DIRECTIONS FOR THIS TASK: Transcribe the listing word for word.

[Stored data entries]

* * * * *

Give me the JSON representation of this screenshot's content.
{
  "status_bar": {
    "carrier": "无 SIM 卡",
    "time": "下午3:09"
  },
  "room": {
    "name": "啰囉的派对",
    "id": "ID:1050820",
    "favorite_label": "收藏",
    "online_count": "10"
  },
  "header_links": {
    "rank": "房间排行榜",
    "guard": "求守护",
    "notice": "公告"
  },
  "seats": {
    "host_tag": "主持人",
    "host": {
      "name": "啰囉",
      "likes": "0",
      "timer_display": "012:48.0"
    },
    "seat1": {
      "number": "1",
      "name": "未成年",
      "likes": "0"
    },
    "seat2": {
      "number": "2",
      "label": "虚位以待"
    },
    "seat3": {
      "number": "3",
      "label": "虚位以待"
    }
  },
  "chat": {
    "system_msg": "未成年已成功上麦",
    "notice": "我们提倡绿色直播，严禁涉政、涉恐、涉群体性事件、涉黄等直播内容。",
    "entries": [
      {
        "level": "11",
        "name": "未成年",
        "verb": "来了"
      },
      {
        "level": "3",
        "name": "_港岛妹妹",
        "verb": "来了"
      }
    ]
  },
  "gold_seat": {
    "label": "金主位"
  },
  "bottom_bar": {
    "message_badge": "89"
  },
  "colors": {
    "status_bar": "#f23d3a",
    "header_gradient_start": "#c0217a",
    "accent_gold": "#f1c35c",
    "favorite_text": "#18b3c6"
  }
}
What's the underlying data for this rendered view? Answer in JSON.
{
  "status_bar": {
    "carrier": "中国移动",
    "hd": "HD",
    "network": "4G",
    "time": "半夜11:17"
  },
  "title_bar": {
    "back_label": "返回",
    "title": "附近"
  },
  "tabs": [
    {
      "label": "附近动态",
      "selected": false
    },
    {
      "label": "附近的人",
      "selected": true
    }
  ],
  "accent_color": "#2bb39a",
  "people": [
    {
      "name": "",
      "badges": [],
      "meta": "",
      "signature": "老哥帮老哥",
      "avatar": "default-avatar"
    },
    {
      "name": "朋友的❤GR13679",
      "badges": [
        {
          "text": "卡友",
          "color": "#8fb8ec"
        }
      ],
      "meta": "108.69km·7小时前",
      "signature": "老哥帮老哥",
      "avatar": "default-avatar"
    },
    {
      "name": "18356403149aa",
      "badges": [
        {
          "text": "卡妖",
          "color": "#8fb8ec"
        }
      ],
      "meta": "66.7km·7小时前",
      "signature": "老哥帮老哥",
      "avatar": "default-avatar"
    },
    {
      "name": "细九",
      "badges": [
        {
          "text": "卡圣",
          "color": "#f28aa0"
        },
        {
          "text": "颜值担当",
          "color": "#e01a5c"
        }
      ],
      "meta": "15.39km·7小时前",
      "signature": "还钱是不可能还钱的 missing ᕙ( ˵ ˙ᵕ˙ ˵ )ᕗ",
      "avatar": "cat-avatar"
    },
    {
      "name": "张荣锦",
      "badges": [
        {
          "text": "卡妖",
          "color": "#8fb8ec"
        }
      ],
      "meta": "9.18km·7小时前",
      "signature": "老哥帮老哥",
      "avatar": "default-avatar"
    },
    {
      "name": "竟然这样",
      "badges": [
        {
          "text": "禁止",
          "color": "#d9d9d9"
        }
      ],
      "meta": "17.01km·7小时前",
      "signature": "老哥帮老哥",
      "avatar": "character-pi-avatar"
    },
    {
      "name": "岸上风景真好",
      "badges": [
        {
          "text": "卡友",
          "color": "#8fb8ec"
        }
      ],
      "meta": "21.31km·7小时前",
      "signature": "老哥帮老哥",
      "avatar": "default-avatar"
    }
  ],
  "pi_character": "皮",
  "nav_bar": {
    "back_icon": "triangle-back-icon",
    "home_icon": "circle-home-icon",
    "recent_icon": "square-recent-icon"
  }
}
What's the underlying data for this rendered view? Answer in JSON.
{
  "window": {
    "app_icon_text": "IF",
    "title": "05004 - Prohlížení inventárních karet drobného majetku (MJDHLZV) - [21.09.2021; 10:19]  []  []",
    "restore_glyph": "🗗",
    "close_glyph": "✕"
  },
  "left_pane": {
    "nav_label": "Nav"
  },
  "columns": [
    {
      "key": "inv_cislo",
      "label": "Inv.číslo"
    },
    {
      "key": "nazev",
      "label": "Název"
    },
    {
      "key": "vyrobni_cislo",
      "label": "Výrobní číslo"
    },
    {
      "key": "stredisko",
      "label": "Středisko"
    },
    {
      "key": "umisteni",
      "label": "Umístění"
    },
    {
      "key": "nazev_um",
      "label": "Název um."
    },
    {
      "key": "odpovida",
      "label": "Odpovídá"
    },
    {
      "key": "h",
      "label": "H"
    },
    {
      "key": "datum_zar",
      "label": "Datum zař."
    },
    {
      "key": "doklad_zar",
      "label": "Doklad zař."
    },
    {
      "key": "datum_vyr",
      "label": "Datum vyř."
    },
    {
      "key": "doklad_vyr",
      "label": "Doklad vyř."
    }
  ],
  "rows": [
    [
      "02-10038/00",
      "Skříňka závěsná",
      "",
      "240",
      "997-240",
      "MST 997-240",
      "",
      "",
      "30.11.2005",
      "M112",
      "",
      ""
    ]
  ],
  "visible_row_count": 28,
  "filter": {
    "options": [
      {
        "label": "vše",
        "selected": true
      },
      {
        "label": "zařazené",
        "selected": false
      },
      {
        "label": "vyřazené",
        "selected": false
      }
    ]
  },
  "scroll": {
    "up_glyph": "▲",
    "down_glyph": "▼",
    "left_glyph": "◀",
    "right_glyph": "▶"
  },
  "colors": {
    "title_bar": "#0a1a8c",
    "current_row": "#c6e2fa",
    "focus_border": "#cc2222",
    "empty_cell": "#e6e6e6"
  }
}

* * * * *

CORRECT OUTPUT:
Give me the JSON representation of this screenshot's content.
{
  "status_bar": {
    "carrier": "无 SIM 卡",
    "time": "下午3:09"
  },
  "room": {
    "name": "啰囉的派对",
    "id": "ID:1050820",
    "favorite_label": "收藏",
    "online_count": "10"
  },
  "header_links": {
    "rank": "房间排行榜",
    "guard": "求守护",
    "notice": "公告"
  },
  "seats": {
    "host_tag": "主持人",
    "host": {
      "name": "啰囉",
      "likes": "0",
      "timer_display": "012:48.0"
    },
    "seat1": {
      "number": "1",
      "name": "未成年",
      "likes": "0"
    },
    "seat2": {
      "number": "2",
      "label": "虚位以待"
    },
    "seat3": {
      "number": "3",
      "label": "虚位以待"
    }
  },
  "chat": {
    "system_msg": "未成年已成功上麦",
    "notice": "我们提倡绿色直播，严禁涉政、涉恐、涉群体性事件、涉黄等直播内容。",
    "entries": [
      {
        "level": "11",
        "name": "未成年",
        "verb": "来了"
      },
      {
        "level": "3",
        "name": "_港岛妹妹",
        "verb": "来了"
      }
    ]
  },
  "gold_seat": {
    "label": "金主位"
  },
  "bottom_bar": {
    "message_badge": "89"
  },
  "colors": {
    "status_bar": "#f23d3a",
    "header_gradient_start": "#c0217a",
    "accent_gold": "#f1c35c",
    "favorite_text": "#18b3c6"
  }
}
What's the underlying data for this rendered view? Answer in JSON.
{
  "status_bar": {
    "carrier": "中国移动",
    "hd": "HD",
    "network": "4G",
    "time": "半夜11:17"
  },
  "title_bar": {
    "back_label": "返回",
    "title": "附近"
  },
  "tabs": [
    {
      "label": "附近动态",
      "selected": false
    },
    {
      "label": "附近的人",
      "selected": true
    }
  ],
  "accent_color": "#2bb39a",
  "people": [
    {
      "name": "",
      "badges": [],
      "meta": "",
      "signature": "老哥帮老哥",
      "avatar": "default-avatar"
    },
    {
      "name": "朋友的❤GR13679",
      "badges": [
        {
          "text": "卡友",
          "color": "#8fb8ec"
        }
      ],
      "meta": "108.69km·7小时前",
      "signature": "老哥帮老哥",
      "avatar": "default-avatar"
    },
    {
      "name": "18356403149aa",
      "badges": [
        {
          "text": "卡妖",
          "color": "#8fb8ec"
        }
      ],
      "meta": "66.7km·7小时前",
      "signature": "老哥帮老哥",
      "avatar": "default-avatar"
    },
    {
      "name": "细九",
      "badges": [
        {
          "text": "卡圣",
          "color": "#f28aa0"
        },
        {
          "text": "颜值担当",
          "color": "#e01a5c"
        }
      ],
      "meta": "15.39km·7小时前",
      "signature": "还钱是不可能还钱的 missing ᕙ( ˵ ˙ᵕ˙ ˵ )ᕗ",
      "avatar": "cat-avatar"
    },
    {
      "name": "张荣锦",
      "badges": [
        {
          "text": "卡妖",
          "color": "#8fb8ec"
        }
      ],
      "meta": "9.18km·7小时前",
      "signature": "老哥帮老哥",
      "avatar": "default-avatar"
    },
    {
      "name": "竟然这样",
      "badges": [
        {
          "text": "禁止",
          "color": "#d9d9d9"
        }
      ],
      "meta": "17.01km·7小时前",
      "signature": "老哥帮老哥",
      "avatar": "character-pi-avatar"
    },
    {
      "name": "岸上风景真好",
      "badges": [
        {
          "text": "卡友",
          "color": "#8fb8ec"
        }
      ],
      "meta": "21.31km·7小时前",
      "signature": "老哥帮老哥",
      "avatar": "default-avatar"
    }
  ],
  "pi_character": "皮",
  "nav_bar": {
    "back_icon": "triangle-back-icon",
    "home_icon": "circle-home-icon",
    "recent_icon": "square-recent-icon"
  }
}
What's the underlying data for this rendered view? Answer in JSON.
{
  "window": {
    "app_icon_text": "IF",
    "title": "05004 - Prohlížení inventárních karet drobného majetku (MJDHLZV) - [21.09.2021; 10:19]  []  []",
    "restore_glyph": "🗗",
    "close_glyph": "✕"
  },
  "left_pane": {
    "nav_label": "Nav"
  },
  "columns": [
    {
      "key": "inv_cislo",
      "label": "Inv.číslo"
    },
    {
      "key": "nazev",
      "label": "Název"
    },
    {
      "key": "vyrobni_cislo",
      "label": "Výrobní číslo"
    },
    {
      "key": "stredisko",
      "label": "Středisko"
    },
    {
      "key": "umisteni",
      "label": "Umístění"
    },
    {
      "key": "nazev_um",
      "label": "Název um."
    },
    {
      "key": "odpovida",
      "label": "Odpovídá"
    },
    {
      "key": "h",
      "label": "H"
    },
    {
      "key": "datum_zar",
      "label": "Datum zař."
    },
    {
      "key": "doklad_zar",
      "label": "Doklad zař."
    },
    {
      "key": "datum_vyr",
      "label": "Datum vyř."
    },
    {
      "key": "doklad_vyr",
      "label": "Doklad vyř."
    }
  ],
  "rows": [
    [
      "02-10038/00",
      "Skříňka závěsná",
      "",
      "240",
      "997-240",
      "MST 997-240",
      "",
      "",
      "30.11.2005",
      "M112",
      "",
      ""
    ]
  ],
  "visible_row_count": 28,
  "filter": {
    "options": [
      {
        "label": "vše",
        "selected": true
      },
      {
        "label": "zařazené",
        "selected": false
      },
      {
        "label": "vyřazené",
        "selected": false
      }
    ]
  },
  "scroll": {
    "up_glyph": "▲",
    "down_glyph": "▼",
    "left_glyph": "◀",
    "right_glyph": "▶"
  },
  "colors": {
    "title_bar": "#0a1a8c",
    "current_row": "#c6e2fa",
    "focus_border": "#cc2222",
    "empty_cell": "#e6e6e6"
  }
}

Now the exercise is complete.